Data records:
# # # # # # #
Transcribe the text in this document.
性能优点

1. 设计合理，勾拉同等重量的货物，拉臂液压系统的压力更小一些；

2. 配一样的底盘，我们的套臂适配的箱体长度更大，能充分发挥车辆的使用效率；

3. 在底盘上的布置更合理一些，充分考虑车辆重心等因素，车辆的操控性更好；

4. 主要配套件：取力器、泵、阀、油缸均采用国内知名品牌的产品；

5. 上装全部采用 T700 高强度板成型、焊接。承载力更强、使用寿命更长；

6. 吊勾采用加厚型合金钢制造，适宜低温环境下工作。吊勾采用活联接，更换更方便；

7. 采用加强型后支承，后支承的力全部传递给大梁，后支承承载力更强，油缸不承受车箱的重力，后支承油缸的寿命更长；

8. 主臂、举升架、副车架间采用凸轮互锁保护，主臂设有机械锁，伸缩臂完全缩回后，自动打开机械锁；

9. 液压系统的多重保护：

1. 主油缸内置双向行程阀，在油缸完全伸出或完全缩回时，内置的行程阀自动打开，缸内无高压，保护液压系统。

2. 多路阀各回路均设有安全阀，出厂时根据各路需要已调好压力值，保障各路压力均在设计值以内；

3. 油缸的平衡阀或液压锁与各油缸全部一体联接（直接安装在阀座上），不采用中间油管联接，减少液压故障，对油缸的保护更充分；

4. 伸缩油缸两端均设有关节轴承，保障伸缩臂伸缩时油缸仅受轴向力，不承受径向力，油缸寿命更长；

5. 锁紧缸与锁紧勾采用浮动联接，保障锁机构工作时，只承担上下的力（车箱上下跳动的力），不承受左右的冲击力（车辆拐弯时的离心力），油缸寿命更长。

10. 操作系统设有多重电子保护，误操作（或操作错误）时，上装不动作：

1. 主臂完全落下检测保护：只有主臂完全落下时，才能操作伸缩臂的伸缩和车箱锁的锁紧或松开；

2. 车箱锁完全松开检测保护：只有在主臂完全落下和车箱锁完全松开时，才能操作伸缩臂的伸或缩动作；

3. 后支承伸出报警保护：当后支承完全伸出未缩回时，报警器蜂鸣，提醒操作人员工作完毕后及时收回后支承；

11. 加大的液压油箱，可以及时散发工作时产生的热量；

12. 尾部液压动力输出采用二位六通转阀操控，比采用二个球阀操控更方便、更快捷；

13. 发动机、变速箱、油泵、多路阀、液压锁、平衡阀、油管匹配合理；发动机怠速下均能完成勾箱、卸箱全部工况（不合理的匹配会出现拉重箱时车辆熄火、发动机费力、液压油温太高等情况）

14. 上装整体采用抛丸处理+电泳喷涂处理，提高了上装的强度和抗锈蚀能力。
# # # # # # #
Task statement
Say how many lines in the entries contain the string "油缸寿命更长", and leave out everything else.

Problem solution
2